-- Challenge --
Find the lines with "JSON" in them and copy them out.

-- start --

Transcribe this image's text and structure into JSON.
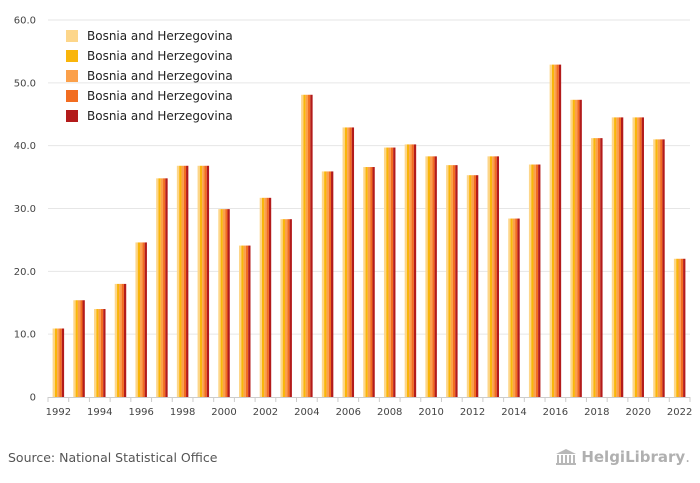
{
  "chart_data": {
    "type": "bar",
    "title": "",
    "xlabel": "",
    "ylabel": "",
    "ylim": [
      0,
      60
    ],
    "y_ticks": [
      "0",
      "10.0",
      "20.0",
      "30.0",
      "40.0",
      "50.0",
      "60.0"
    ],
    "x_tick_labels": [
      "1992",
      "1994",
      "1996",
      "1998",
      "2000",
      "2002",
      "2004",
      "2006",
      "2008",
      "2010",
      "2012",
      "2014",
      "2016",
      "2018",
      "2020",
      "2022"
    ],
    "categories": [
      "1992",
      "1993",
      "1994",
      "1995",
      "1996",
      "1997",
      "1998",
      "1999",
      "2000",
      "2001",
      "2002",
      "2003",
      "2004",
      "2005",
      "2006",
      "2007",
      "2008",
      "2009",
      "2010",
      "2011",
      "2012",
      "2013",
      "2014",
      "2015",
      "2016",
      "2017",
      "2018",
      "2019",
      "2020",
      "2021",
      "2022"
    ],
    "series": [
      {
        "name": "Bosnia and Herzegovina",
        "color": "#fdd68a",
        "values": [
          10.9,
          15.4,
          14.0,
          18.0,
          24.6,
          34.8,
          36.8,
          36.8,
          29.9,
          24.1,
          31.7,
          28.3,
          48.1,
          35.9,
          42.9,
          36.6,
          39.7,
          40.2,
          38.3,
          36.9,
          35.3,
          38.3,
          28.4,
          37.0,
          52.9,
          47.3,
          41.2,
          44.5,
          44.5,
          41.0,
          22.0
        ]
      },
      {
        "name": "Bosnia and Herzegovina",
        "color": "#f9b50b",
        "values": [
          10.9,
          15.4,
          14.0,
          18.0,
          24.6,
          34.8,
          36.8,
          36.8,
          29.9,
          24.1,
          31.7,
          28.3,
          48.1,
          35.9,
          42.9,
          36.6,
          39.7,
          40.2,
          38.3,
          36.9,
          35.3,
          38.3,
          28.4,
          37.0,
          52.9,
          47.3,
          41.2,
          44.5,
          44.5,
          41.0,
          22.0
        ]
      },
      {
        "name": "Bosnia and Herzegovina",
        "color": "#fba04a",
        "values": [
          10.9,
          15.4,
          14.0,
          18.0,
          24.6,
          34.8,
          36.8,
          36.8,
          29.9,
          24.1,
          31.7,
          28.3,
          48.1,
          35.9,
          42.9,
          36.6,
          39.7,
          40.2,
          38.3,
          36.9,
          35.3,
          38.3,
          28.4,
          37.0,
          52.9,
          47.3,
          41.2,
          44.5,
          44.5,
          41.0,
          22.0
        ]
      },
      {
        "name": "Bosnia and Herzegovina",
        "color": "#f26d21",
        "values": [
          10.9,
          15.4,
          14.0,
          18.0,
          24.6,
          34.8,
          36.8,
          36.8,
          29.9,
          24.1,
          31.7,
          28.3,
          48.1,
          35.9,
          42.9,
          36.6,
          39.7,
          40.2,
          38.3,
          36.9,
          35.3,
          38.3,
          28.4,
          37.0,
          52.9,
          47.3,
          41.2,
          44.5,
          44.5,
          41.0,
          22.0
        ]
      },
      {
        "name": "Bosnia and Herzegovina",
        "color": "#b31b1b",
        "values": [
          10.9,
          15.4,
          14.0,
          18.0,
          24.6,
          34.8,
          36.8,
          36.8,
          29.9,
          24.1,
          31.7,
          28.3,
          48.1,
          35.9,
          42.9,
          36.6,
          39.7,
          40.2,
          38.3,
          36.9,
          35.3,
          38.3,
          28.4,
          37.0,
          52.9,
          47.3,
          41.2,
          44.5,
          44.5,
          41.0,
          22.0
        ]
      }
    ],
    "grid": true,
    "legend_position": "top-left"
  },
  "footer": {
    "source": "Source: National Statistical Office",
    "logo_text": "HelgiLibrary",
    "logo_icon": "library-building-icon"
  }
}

-- end --
-- start --

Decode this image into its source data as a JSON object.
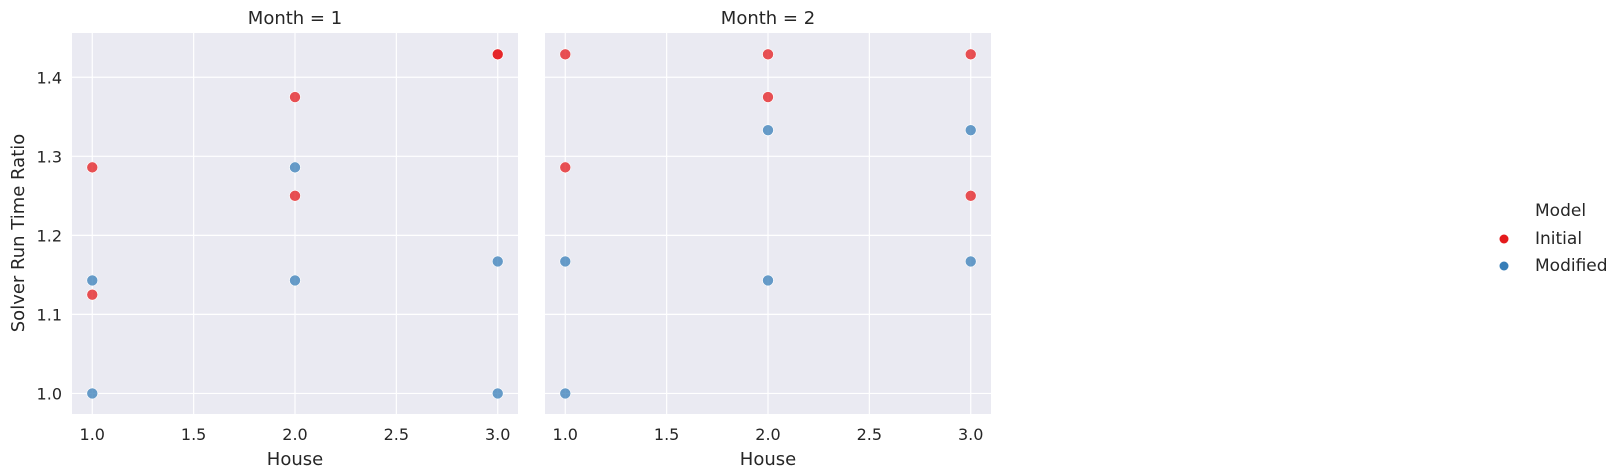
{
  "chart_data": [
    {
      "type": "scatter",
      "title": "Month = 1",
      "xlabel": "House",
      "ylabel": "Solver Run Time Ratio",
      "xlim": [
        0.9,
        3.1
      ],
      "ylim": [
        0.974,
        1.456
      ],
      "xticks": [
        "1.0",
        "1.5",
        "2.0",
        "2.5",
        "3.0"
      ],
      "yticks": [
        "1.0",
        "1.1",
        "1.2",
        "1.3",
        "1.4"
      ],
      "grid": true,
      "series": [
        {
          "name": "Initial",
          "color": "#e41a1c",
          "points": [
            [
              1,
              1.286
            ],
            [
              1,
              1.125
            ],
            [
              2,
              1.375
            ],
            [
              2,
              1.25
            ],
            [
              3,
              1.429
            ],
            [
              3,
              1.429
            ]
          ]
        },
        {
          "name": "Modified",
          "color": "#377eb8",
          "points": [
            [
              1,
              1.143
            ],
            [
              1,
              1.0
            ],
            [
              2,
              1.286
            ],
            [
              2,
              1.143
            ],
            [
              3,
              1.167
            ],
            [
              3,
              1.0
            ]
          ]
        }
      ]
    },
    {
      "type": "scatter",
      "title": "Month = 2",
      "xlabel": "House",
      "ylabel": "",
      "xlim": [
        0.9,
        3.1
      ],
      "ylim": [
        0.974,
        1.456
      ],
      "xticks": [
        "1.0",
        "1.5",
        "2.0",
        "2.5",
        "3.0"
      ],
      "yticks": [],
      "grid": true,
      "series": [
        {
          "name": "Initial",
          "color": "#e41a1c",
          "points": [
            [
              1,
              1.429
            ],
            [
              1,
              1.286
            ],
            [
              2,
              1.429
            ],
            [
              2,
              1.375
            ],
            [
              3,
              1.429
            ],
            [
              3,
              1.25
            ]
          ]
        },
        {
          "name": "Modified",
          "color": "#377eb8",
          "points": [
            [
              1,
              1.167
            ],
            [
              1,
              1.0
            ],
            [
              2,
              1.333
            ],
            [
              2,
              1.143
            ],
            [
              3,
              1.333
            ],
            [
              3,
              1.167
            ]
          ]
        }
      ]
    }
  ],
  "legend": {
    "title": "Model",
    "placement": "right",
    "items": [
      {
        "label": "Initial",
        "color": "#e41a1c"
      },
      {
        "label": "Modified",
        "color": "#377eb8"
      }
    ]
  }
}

-- end --

-- Answer to the task --
Transcribe this image's text and structure into JSON.
Decode this image into its source data as a JSON object.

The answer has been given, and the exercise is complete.